-- Start of Records to process --

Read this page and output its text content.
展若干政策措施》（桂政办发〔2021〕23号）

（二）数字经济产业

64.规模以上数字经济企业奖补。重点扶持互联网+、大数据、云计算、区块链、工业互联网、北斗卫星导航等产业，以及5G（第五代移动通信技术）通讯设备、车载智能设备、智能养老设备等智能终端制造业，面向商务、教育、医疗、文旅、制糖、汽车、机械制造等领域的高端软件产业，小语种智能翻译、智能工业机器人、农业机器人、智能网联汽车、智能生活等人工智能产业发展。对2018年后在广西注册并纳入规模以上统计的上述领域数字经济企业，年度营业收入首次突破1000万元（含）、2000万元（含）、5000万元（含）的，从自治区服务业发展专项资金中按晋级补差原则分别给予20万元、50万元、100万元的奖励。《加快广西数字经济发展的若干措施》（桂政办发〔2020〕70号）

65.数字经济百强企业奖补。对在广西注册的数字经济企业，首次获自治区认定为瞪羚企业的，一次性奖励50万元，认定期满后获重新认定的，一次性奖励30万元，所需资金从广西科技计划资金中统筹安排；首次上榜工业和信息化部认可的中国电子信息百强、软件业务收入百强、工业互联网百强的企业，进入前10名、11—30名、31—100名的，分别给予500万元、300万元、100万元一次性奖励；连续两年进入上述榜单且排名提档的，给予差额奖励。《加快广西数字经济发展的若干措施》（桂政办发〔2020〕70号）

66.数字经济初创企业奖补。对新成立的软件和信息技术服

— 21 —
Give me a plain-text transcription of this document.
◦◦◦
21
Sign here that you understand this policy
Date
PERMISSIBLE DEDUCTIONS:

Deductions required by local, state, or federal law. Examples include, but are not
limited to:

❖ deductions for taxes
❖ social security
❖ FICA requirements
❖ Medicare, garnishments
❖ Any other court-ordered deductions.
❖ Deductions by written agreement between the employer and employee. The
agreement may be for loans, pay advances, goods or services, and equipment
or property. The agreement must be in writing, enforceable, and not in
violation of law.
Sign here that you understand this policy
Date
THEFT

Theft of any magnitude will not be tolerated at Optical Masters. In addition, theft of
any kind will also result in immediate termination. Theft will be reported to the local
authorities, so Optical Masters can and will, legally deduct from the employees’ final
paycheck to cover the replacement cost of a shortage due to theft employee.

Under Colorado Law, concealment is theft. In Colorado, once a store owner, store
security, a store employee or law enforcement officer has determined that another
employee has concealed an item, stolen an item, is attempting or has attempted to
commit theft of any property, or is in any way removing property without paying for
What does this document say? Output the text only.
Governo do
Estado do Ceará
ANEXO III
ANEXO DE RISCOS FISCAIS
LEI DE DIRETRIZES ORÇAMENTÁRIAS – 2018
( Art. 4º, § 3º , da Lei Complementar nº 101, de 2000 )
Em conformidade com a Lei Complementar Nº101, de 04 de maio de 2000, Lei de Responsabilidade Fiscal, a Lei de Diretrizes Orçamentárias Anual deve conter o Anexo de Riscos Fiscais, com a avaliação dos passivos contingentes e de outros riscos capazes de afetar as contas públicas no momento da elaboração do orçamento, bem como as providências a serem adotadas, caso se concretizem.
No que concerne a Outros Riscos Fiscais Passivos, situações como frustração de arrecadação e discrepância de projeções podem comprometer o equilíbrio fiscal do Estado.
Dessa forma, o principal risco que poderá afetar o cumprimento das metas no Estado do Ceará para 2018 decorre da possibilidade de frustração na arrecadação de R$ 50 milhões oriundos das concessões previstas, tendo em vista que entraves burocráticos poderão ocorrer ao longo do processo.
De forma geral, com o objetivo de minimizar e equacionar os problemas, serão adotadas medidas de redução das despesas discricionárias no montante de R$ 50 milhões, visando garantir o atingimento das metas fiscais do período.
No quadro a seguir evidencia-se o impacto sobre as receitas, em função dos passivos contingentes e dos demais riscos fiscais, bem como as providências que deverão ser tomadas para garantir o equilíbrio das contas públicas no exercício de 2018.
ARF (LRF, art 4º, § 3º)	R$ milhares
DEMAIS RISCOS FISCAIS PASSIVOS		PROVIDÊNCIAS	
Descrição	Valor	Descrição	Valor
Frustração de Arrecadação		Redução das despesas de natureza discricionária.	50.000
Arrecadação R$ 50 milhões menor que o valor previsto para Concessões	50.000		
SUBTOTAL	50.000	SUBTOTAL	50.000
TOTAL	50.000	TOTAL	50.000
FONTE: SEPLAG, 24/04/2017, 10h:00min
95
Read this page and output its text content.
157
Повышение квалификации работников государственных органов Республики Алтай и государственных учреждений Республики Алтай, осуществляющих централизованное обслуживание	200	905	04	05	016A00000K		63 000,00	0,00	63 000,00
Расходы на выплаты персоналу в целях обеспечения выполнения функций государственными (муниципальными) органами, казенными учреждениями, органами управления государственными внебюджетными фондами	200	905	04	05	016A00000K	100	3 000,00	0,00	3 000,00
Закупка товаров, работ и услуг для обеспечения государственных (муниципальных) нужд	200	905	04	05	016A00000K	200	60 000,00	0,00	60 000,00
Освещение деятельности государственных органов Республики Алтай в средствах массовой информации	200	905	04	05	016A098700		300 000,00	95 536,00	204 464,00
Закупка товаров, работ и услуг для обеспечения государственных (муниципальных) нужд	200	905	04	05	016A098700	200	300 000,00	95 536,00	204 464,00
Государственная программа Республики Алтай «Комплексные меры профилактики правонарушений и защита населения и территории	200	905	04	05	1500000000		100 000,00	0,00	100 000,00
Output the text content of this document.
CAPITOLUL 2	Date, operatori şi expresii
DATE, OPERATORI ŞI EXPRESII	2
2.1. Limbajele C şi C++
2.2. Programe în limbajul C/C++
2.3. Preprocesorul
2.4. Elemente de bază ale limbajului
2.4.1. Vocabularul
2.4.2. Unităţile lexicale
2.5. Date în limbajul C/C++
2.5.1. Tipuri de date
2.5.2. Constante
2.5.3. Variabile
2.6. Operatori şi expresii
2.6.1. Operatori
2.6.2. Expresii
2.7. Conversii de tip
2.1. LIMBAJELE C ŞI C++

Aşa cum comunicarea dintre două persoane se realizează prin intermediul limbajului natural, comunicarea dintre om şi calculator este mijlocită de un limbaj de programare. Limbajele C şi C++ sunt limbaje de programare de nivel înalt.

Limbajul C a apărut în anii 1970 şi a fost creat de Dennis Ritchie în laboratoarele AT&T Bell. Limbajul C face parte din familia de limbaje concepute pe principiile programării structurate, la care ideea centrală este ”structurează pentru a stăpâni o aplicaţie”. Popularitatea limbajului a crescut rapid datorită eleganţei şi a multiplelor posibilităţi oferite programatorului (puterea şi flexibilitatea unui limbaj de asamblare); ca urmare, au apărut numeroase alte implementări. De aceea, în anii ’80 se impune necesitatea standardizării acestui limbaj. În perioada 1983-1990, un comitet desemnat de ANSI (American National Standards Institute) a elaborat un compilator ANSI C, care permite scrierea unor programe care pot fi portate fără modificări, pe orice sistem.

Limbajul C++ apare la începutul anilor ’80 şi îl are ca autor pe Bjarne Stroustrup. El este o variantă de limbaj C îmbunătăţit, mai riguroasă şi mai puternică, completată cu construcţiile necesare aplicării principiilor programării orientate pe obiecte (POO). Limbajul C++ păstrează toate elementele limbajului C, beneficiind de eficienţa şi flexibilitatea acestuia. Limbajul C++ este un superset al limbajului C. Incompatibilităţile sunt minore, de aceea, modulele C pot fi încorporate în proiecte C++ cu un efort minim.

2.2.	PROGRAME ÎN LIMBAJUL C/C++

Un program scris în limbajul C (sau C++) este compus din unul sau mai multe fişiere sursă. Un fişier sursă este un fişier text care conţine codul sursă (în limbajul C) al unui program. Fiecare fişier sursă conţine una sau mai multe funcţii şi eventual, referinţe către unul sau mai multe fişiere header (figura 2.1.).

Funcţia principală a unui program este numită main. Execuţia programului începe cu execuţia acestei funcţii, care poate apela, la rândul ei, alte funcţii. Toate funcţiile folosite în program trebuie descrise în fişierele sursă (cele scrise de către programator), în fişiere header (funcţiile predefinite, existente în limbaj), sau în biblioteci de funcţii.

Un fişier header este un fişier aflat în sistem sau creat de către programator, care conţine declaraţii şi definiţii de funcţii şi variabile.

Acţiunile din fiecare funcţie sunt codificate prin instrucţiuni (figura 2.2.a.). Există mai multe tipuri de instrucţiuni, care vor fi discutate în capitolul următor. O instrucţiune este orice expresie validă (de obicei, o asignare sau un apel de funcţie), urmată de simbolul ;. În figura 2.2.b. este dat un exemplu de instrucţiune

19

-- End of Records to process --

_Task instructions:_
Which lines contain the word "Complementar"? Return each of them.

_Solution to the exercise:_
( Art. 4º, § 3º , da Lei Complementar nº 101, de 2000 )
Em conformidade com a Lei Complementar Nº101, de 04 de maio de 2000, Lei de Responsabilidade Fiscal, a Lei de Diretrizes Orçamentárias Anual deve conter o Anexo de Riscos Fiscais, com a avaliação dos passivos contingentes e de outros riscos capazes de afetar as contas públicas no momento da elaboração do orçamento, bem como as providências a serem adotadas, caso se concretizem.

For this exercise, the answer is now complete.